INPUT ROWS:
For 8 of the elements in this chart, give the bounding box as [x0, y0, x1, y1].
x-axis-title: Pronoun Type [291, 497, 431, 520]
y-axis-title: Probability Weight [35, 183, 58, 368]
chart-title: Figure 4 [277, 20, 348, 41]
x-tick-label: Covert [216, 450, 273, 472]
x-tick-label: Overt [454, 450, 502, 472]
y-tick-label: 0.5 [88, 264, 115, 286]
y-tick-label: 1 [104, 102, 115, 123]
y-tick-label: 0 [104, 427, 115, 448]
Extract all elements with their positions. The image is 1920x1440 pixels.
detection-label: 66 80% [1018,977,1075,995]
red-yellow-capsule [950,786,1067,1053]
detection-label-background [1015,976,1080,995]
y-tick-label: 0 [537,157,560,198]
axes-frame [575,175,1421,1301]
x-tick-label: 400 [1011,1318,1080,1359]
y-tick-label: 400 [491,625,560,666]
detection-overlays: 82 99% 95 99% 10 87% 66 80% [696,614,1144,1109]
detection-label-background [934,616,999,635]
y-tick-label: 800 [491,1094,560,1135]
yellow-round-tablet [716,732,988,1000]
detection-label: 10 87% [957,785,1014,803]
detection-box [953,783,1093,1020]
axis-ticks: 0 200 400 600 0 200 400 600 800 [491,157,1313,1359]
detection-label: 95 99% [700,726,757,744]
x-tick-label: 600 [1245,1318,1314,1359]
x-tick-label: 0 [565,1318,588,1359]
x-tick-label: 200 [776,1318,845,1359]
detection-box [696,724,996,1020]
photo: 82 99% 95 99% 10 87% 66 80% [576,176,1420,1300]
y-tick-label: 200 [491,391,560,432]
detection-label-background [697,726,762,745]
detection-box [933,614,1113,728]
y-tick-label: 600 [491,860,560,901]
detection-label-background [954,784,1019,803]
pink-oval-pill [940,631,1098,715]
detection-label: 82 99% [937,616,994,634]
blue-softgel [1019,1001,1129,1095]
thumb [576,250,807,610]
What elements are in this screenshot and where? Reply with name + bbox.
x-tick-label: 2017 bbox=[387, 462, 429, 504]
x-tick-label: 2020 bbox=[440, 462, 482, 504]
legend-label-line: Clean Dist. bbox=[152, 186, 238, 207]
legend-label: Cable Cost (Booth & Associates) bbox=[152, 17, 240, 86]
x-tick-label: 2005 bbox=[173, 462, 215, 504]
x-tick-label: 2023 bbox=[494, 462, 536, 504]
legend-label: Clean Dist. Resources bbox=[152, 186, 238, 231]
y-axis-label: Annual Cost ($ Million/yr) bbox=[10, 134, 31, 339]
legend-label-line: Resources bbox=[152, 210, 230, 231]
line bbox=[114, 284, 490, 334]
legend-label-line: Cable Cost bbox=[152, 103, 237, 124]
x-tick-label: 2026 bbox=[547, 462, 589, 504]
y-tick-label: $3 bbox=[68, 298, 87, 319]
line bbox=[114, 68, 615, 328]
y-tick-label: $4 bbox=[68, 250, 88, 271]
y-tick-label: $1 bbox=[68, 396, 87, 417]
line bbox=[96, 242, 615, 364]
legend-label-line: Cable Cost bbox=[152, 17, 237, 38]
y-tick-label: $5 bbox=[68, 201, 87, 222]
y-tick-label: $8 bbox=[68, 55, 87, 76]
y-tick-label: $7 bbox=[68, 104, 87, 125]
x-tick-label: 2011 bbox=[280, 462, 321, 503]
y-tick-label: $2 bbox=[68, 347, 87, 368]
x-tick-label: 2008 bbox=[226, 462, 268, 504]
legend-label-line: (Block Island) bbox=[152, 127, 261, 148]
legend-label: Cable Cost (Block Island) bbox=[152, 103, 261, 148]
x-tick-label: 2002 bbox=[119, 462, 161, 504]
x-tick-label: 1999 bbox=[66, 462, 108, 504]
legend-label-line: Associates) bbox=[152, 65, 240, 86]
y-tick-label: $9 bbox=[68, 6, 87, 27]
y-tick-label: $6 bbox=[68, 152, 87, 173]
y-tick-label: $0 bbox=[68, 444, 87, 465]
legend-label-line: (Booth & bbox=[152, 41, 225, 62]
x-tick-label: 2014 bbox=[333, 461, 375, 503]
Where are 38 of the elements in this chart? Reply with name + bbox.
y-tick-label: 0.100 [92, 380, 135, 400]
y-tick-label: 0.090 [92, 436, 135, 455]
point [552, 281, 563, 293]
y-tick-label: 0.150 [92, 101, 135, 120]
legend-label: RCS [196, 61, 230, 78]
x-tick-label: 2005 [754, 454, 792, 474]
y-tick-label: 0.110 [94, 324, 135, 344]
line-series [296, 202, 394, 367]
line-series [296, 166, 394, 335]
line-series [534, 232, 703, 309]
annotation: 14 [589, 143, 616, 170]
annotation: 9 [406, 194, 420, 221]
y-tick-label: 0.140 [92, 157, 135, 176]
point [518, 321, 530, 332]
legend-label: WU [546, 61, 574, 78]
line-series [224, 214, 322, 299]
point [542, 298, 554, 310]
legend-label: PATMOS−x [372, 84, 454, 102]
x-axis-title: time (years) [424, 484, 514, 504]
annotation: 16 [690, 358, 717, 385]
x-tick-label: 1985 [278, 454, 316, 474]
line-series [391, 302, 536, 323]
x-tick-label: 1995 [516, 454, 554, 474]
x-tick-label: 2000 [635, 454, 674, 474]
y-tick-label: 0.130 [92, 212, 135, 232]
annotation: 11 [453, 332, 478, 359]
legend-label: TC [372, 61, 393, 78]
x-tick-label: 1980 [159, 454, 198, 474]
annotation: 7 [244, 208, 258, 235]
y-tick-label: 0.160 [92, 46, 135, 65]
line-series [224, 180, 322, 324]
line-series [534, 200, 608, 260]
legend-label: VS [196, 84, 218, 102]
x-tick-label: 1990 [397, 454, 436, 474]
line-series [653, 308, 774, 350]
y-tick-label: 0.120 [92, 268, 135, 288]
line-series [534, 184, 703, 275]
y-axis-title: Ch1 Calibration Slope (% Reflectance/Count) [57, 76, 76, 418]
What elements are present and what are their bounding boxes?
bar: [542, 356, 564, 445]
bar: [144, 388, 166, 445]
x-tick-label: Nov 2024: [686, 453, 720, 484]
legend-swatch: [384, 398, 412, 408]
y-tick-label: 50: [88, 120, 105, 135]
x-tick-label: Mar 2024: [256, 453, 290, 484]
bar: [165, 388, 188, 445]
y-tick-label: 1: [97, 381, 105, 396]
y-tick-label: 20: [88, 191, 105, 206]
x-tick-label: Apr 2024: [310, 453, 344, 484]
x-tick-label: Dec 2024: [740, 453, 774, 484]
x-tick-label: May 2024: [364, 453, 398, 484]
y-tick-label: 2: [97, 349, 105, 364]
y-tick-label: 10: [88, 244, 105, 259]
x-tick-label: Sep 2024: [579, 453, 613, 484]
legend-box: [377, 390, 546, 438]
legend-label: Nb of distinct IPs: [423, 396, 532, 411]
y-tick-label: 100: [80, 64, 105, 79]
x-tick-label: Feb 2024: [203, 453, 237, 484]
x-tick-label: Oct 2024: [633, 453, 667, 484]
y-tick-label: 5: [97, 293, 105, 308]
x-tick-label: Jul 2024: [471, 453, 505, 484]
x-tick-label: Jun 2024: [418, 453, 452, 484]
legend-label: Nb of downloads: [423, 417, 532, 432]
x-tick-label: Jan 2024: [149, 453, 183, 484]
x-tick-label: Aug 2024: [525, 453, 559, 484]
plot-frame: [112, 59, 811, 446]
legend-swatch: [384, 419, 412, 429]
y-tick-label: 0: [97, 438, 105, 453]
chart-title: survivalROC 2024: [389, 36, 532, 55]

TASK: Revise the material above by changing every "x-tick-label" to "x-axis-tick" and leaving everything else unchanged.

TASK RESULT:
For 8 of the elements in this chart, give the bounding box as [x0, y0, x1, y1].
x-axis-title: Pronoun Type [291, 497, 431, 520]
y-axis-title: Probability Weight [35, 183, 58, 368]
chart-title: Figure 4 [277, 20, 348, 41]
x-axis-tick: Covert [216, 450, 273, 472]
x-axis-tick: Overt [454, 450, 502, 472]
y-tick-label: 0.5 [88, 264, 115, 286]
y-tick-label: 1 [104, 102, 115, 123]
y-tick-label: 0 [104, 427, 115, 448]
Extract all elements with their positions. The image is 1920x1440 pixels.
detection-label: 66 80% [1018,977,1075,995]
red-yellow-capsule [950,786,1067,1053]
detection-label-background [1015,976,1080,995]
y-tick-label: 0 [537,157,560,198]
axes-frame [575,175,1421,1301]
x-axis-tick: 400 [1011,1318,1080,1359]
y-tick-label: 400 [491,625,560,666]
detection-overlays: 82 99% 95 99% 10 87% 66 80% [696,614,1144,1109]
detection-label-background [934,616,999,635]
y-tick-label: 800 [491,1094,560,1135]
yellow-round-tablet [716,732,988,1000]
detection-label: 10 87% [957,785,1014,803]
detection-box [953,783,1093,1020]
axis-ticks: 0 200 400 600 0 200 400 600 800 [491,157,1313,1359]
detection-label: 95 99% [700,726,757,744]
x-axis-tick: 600 [1245,1318,1314,1359]
x-axis-tick: 0 [565,1318,588,1359]
x-axis-tick: 200 [776,1318,845,1359]
detection-box [696,724,996,1020]
photo: 82 99% 95 99% 10 87% 66 80% [576,176,1420,1300]
y-tick-label: 200 [491,391,560,432]
detection-label-background [697,726,762,745]
detection-box [933,614,1113,728]
y-tick-label: 600 [491,860,560,901]
detection-label-background [954,784,1019,803]
pink-oval-pill [940,631,1098,715]
detection-label: 82 99% [937,616,994,634]
blue-softgel [1019,1001,1129,1095]
thumb [576,250,807,610]
What elements are in this screenshot and where? Reply with name + bbox.
x-axis-tick: 2017 bbox=[387, 462, 429, 504]
x-axis-tick: 2020 bbox=[440, 462, 482, 504]
legend-label-line: Clean Dist. bbox=[152, 186, 238, 207]
legend-label: Cable Cost (Booth & Associates) bbox=[152, 17, 240, 86]
x-axis-tick: 2005 bbox=[173, 462, 215, 504]
x-axis-tick: 2023 bbox=[494, 462, 536, 504]
legend-label: Clean Dist. Resources bbox=[152, 186, 238, 231]
y-axis-label: Annual Cost ($ Million/yr) bbox=[10, 134, 31, 339]
legend-label-line: Resources bbox=[152, 210, 230, 231]
line bbox=[114, 284, 490, 334]
legend-label-line: Cable Cost bbox=[152, 103, 237, 124]
x-axis-tick: 2026 bbox=[547, 462, 589, 504]
y-tick-label: $3 bbox=[68, 298, 87, 319]
line bbox=[114, 68, 615, 328]
y-tick-label: $4 bbox=[68, 250, 88, 271]
y-tick-label: $1 bbox=[68, 396, 87, 417]
line bbox=[96, 242, 615, 364]
legend-label-line: Cable Cost bbox=[152, 17, 237, 38]
y-tick-label: $5 bbox=[68, 201, 87, 222]
y-tick-label: $8 bbox=[68, 55, 87, 76]
y-tick-label: $7 bbox=[68, 104, 87, 125]
x-axis-tick: 2011 bbox=[280, 462, 321, 503]
y-tick-label: $2 bbox=[68, 347, 87, 368]
x-axis-tick: 2008 bbox=[226, 462, 268, 504]
legend-label-line: (Block Island) bbox=[152, 127, 261, 148]
legend-label: Cable Cost (Block Island) bbox=[152, 103, 261, 148]
x-axis-tick: 2002 bbox=[119, 462, 161, 504]
x-axis-tick: 1999 bbox=[66, 462, 108, 504]
legend-label-line: Associates) bbox=[152, 65, 240, 86]
y-tick-label: $9 bbox=[68, 6, 87, 27]
y-tick-label: $6 bbox=[68, 152, 87, 173]
y-tick-label: $0 bbox=[68, 444, 87, 465]
legend-label-line: (Booth & bbox=[152, 41, 225, 62]
x-axis-tick: 2014 bbox=[333, 461, 375, 503]
Where are 38 of the elements in this chart? Reply with name + bbox.
y-tick-label: 0.100 [92, 380, 135, 400]
y-tick-label: 0.090 [92, 436, 135, 455]
point [552, 281, 563, 293]
y-tick-label: 0.150 [92, 101, 135, 120]
legend-label: RCS [196, 61, 230, 78]
x-axis-tick: 2005 [754, 454, 792, 474]
y-tick-label: 0.110 [94, 324, 135, 344]
line-series [296, 202, 394, 367]
line-series [296, 166, 394, 335]
line-series [534, 232, 703, 309]
annotation: 14 [589, 143, 616, 170]
annotation: 9 [406, 194, 420, 221]
y-tick-label: 0.140 [92, 157, 135, 176]
point [518, 321, 530, 332]
legend-label: WU [546, 61, 574, 78]
line-series [224, 214, 322, 299]
point [542, 298, 554, 310]
legend-label: PATMOS−x [372, 84, 454, 102]
x-axis-title: time (years) [424, 484, 514, 504]
annotation: 16 [690, 358, 717, 385]
x-axis-tick: 1985 [278, 454, 316, 474]
line-series [391, 302, 536, 323]
x-axis-tick: 1995 [516, 454, 554, 474]
x-axis-tick: 2000 [635, 454, 674, 474]
y-tick-label: 0.130 [92, 212, 135, 232]
annotation: 11 [453, 332, 478, 359]
legend-label: TC [372, 61, 393, 78]
x-axis-tick: 1980 [159, 454, 198, 474]
annotation: 7 [244, 208, 258, 235]
y-tick-label: 0.160 [92, 46, 135, 65]
line-series [224, 180, 322, 324]
line-series [534, 200, 608, 260]
legend-label: VS [196, 84, 218, 102]
x-axis-tick: 1990 [397, 454, 436, 474]
line-series [653, 308, 774, 350]
y-tick-label: 0.120 [92, 268, 135, 288]
line-series [534, 184, 703, 275]
y-axis-title: Ch1 Calibration Slope (% Reflectance/Count) [57, 76, 76, 418]
What elements are present and what are their bounding boxes?
bar: [542, 356, 564, 445]
bar: [144, 388, 166, 445]
x-axis-tick: Nov 2024: [686, 453, 720, 484]
legend-swatch: [384, 398, 412, 408]
y-tick-label: 50: [88, 120, 105, 135]
x-axis-tick: Mar 2024: [256, 453, 290, 484]
bar: [165, 388, 188, 445]
y-tick-label: 1: [97, 381, 105, 396]
y-tick-label: 20: [88, 191, 105, 206]
x-axis-tick: Apr 2024: [310, 453, 344, 484]
x-axis-tick: Dec 2024: [740, 453, 774, 484]
x-axis-tick: May 2024: [364, 453, 398, 484]
y-tick-label: 2: [97, 349, 105, 364]
y-tick-label: 10: [88, 244, 105, 259]
x-axis-tick: Sep 2024: [579, 453, 613, 484]
legend-box: [377, 390, 546, 438]
legend-label: Nb of distinct IPs: [423, 396, 532, 411]
y-tick-label: 100: [80, 64, 105, 79]
x-axis-tick: Feb 2024: [203, 453, 237, 484]
x-axis-tick: Oct 2024: [633, 453, 667, 484]
y-tick-label: 5: [97, 293, 105, 308]
x-axis-tick: Jul 2024: [471, 453, 505, 484]
x-axis-tick: Jun 2024: [418, 453, 452, 484]
legend-label: Nb of downloads: [423, 417, 532, 432]
x-axis-tick: Jan 2024: [149, 453, 183, 484]
x-axis-tick: Aug 2024: [525, 453, 559, 484]
plot-frame: [112, 59, 811, 446]
legend-swatch: [384, 419, 412, 429]
y-tick-label: 0: [97, 438, 105, 453]
chart-title: survivalROC 2024: [389, 36, 532, 55]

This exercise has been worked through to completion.